◆ **WHAT NEEDS TO BE DONE**
Comb the records below for the string "Luftfeuchtigkeit" and copy each line where it turns up.

--- BEGIN ---

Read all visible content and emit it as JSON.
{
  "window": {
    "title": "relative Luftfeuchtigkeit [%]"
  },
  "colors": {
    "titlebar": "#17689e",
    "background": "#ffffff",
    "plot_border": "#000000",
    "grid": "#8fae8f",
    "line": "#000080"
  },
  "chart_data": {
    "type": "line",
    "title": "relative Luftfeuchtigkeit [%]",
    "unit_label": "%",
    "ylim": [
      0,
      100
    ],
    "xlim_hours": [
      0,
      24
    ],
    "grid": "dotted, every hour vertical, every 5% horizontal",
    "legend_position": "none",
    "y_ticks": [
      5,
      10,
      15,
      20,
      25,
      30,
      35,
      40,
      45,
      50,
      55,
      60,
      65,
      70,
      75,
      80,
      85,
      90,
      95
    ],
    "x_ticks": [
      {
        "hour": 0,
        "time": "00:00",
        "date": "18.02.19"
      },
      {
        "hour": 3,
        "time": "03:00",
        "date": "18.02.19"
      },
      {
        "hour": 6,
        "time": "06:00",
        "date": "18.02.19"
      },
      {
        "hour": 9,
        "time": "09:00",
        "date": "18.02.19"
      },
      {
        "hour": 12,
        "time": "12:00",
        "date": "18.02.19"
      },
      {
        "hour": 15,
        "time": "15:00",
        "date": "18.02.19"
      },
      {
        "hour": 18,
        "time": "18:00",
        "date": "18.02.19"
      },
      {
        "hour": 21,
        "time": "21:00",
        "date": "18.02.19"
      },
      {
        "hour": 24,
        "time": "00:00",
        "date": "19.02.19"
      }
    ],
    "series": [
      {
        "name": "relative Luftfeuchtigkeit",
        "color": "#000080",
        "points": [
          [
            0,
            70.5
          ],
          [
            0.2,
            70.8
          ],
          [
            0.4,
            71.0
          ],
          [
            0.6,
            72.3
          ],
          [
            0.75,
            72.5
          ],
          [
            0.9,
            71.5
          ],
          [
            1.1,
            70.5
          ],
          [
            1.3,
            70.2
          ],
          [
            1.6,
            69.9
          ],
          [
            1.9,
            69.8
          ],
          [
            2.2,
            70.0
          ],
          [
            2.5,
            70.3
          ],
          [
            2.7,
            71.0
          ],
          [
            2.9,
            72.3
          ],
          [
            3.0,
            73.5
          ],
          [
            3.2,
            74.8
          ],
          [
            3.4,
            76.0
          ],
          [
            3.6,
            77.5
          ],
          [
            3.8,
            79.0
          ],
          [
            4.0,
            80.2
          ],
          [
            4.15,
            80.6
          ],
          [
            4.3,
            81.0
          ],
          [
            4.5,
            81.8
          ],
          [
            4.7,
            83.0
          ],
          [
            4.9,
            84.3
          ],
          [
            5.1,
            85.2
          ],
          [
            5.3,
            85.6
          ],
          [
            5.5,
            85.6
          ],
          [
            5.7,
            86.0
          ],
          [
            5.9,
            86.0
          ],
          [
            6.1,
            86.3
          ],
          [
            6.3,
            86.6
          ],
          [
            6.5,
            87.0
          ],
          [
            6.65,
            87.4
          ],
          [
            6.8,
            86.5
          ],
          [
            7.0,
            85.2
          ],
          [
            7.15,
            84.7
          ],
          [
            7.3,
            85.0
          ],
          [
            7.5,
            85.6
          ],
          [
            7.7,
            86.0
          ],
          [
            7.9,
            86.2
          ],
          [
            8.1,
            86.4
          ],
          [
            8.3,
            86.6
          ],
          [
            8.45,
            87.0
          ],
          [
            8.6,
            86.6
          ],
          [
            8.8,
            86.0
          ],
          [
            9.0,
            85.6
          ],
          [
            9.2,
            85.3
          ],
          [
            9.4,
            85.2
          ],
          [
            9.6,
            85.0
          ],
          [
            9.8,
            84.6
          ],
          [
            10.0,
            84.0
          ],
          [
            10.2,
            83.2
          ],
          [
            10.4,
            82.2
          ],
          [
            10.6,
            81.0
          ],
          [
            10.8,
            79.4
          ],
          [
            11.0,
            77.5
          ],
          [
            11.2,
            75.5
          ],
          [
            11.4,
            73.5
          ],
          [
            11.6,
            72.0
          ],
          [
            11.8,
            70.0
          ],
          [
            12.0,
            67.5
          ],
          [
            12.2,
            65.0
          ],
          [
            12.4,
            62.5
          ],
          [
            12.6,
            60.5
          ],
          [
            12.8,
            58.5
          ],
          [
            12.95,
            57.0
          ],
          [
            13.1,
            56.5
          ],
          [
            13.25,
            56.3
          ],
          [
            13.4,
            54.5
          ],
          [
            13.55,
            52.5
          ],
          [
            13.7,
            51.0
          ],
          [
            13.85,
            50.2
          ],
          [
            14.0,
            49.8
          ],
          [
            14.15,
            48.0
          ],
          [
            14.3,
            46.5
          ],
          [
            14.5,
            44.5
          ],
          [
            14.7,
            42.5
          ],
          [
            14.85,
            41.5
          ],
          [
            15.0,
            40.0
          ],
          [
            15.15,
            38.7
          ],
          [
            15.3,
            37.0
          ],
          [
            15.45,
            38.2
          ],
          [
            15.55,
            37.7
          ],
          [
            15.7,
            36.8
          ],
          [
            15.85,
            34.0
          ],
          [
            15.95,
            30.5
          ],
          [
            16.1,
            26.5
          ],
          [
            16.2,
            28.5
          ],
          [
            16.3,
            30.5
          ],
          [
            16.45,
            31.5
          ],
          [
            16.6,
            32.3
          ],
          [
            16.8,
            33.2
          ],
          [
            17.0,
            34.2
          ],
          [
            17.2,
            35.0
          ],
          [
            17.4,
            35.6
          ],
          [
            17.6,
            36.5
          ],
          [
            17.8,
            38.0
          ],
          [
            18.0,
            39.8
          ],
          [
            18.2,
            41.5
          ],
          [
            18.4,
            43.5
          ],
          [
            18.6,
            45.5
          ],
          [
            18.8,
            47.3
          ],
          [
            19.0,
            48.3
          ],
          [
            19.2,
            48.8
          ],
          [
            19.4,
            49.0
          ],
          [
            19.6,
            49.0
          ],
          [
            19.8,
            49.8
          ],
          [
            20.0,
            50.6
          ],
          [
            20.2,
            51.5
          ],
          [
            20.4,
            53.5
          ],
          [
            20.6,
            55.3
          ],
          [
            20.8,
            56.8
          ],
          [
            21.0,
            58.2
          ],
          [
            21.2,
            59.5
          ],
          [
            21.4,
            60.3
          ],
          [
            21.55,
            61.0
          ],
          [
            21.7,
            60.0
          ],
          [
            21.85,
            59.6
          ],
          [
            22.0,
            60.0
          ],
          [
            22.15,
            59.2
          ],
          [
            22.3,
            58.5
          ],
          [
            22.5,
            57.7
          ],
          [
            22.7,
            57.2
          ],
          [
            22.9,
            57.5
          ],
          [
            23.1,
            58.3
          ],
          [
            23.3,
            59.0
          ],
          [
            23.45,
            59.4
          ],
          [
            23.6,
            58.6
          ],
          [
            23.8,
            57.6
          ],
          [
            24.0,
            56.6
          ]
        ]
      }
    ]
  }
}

--- END ---

◆ **EXERCISE ANSWER**
    "title": "relative Luftfeuchtigkeit [%]"
    "title": "relative Luftfeuchtigkeit [%]",
        "name": "relative Luftfeuchtigkeit",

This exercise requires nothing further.